*Goal of the exercise:*
In the copy, keep every record exact and leave out all images.

*Record extracts:*
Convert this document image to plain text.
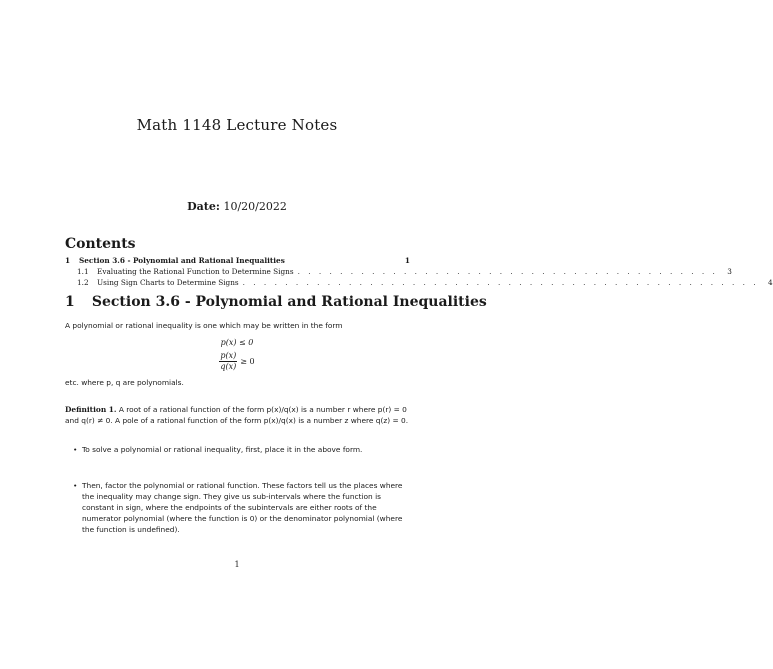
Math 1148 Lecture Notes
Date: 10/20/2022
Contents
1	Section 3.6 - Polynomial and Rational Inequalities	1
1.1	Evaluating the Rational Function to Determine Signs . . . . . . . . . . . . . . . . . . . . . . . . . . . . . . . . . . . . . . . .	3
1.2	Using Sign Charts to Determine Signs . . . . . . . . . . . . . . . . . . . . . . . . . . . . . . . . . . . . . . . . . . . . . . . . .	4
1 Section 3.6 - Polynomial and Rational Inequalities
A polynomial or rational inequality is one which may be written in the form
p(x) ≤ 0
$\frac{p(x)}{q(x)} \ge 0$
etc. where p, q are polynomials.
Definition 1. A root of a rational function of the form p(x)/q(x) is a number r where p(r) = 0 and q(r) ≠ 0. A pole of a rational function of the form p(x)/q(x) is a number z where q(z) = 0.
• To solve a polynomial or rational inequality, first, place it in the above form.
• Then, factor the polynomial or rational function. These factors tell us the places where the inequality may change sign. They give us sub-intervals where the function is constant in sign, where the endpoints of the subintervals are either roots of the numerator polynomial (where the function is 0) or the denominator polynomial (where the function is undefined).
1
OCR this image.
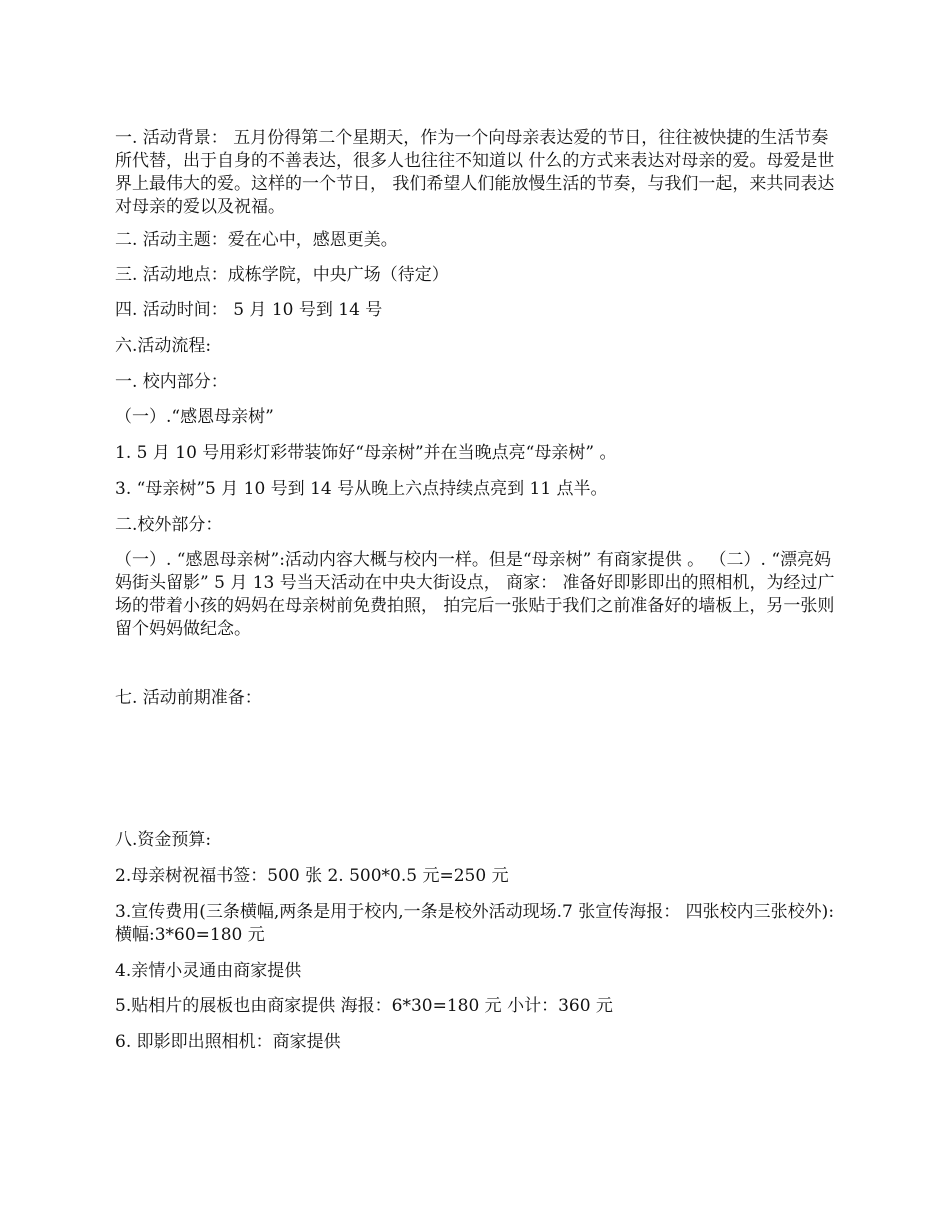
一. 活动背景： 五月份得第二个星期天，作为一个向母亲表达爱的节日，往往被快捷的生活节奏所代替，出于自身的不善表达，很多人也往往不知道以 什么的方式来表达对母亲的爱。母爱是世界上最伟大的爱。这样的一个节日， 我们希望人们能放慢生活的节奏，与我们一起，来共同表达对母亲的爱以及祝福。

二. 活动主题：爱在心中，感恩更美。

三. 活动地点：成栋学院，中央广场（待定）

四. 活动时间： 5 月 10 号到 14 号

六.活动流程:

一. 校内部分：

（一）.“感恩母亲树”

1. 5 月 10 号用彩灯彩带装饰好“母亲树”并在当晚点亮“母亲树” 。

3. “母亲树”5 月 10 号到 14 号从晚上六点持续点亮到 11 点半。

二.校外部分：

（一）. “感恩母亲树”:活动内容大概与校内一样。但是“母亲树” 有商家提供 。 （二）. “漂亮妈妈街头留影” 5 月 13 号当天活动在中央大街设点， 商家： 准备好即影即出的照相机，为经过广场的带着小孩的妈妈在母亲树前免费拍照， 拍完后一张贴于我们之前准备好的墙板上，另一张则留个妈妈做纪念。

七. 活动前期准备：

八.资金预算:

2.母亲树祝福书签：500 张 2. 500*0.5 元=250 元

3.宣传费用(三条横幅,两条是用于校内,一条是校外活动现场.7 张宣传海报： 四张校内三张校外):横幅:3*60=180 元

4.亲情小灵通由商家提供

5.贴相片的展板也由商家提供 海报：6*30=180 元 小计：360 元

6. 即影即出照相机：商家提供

*Exercise solution:*
Convert this document image to plain text.
Math 1148 Lecture Notes
Date: 10/20/2022
Contents
1	Section 3.6 - Polynomial and Rational Inequalities	1
1.1	Evaluating the Rational Function to Determine Signs . . . . . . . . . . . . . . . . . . . . . . . . . . . . . . . . . . . . . . . .	3
1.2	Using Sign Charts to Determine Signs . . . . . . . . . . . . . . . . . . . . . . . . . . . . . . . . . . . . . . . . . . . . . . . . .	4
1 Section 3.6 - Polynomial and Rational Inequalities
A polynomial or rational inequality is one which may be written in the form
p(x) ≤ 0
$\frac{p(x)}{q(x)} \ge 0$
etc. where p, q are polynomials.
Definition 1. A root of a rational function of the form p(x)/q(x) is a number r where p(r) = 0 and q(r) ≠ 0. A pole of a rational function of the form p(x)/q(x) is a number z where q(z) = 0.
• To solve a polynomial or rational inequality, first, place it in the above form.
• Then, factor the polynomial or rational function. These factors tell us the places where the inequality may change sign. They give us sub-intervals where the function is constant in sign, where the endpoints of the subintervals are either roots of the numerator polynomial (where the function is 0) or the denominator polynomial (where the function is undefined).
1
OCR this image.
一. 活动背景： 五月份得第二个星期天，作为一个向母亲表达爱的节日，往往被快捷的生活节奏所代替，出于自身的不善表达，很多人也往往不知道以 什么的方式来表达对母亲的爱。母爱是世界上最伟大的爱。这样的一个节日， 我们希望人们能放慢生活的节奏，与我们一起，来共同表达对母亲的爱以及祝福。

二. 活动主题：爱在心中，感恩更美。

三. 活动地点：成栋学院，中央广场（待定）

四. 活动时间： 5 月 10 号到 14 号

六.活动流程:

一. 校内部分：

（一）.“感恩母亲树”

1. 5 月 10 号用彩灯彩带装饰好“母亲树”并在当晚点亮“母亲树” 。

3. “母亲树”5 月 10 号到 14 号从晚上六点持续点亮到 11 点半。

二.校外部分：

（一）. “感恩母亲树”:活动内容大概与校内一样。但是“母亲树” 有商家提供 。 （二）. “漂亮妈妈街头留影” 5 月 13 号当天活动在中央大街设点， 商家： 准备好即影即出的照相机，为经过广场的带着小孩的妈妈在母亲树前免费拍照， 拍完后一张贴于我们之前准备好的墙板上，另一张则留个妈妈做纪念。

七. 活动前期准备：

八.资金预算:

2.母亲树祝福书签：500 张 2. 500*0.5 元=250 元

3.宣传费用(三条横幅,两条是用于校内,一条是校外活动现场.7 张宣传海报： 四张校内三张校外):横幅:3*60=180 元

4.亲情小灵通由商家提供

5.贴相片的展板也由商家提供 海报：6*30=180 元 小计：360 元

6. 即影即出照相机：商家提供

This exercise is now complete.